[Collected data]
━━━

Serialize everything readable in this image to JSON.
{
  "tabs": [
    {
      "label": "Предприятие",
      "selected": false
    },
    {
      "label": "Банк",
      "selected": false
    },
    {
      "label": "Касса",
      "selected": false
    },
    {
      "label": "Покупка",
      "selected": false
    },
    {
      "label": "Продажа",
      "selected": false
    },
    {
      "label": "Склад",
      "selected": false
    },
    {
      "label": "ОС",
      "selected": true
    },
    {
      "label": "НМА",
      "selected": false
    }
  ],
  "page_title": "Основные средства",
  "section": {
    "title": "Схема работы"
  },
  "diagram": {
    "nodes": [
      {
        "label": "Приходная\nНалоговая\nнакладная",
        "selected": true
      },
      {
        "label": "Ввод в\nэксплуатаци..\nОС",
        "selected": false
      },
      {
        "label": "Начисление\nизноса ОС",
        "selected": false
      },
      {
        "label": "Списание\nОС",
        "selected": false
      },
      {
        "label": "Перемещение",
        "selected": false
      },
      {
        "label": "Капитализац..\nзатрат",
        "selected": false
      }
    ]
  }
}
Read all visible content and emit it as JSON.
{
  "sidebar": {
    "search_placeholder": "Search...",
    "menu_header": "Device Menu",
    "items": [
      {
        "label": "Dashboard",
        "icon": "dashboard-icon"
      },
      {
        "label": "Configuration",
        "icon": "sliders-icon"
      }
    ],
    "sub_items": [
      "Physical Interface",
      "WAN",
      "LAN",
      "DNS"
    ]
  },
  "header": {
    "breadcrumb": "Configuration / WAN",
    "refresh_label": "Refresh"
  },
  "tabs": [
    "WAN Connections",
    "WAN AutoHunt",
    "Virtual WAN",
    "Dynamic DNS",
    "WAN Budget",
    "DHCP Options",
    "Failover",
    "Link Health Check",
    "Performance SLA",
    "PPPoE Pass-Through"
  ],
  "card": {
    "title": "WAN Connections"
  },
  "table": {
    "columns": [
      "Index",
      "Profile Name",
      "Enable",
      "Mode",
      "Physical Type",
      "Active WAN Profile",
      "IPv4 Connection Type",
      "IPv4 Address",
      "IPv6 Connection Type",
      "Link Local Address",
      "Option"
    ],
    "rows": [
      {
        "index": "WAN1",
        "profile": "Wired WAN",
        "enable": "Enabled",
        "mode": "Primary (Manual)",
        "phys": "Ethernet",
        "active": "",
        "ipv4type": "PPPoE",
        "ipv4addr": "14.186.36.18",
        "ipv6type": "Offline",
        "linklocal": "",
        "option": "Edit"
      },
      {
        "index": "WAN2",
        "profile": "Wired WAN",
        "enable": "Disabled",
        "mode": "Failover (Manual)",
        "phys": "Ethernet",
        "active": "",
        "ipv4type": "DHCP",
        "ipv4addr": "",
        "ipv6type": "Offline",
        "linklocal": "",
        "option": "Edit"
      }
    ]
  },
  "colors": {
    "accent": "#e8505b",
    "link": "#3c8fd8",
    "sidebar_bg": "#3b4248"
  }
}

━━━

EXERCISE DESCRIPTION >> Each line above that holds the string "icon" should be copied and shown.

PROBLEM SOLUTION >>
        "icon": "dashboard-icon"
        "icon": "sliders-icon"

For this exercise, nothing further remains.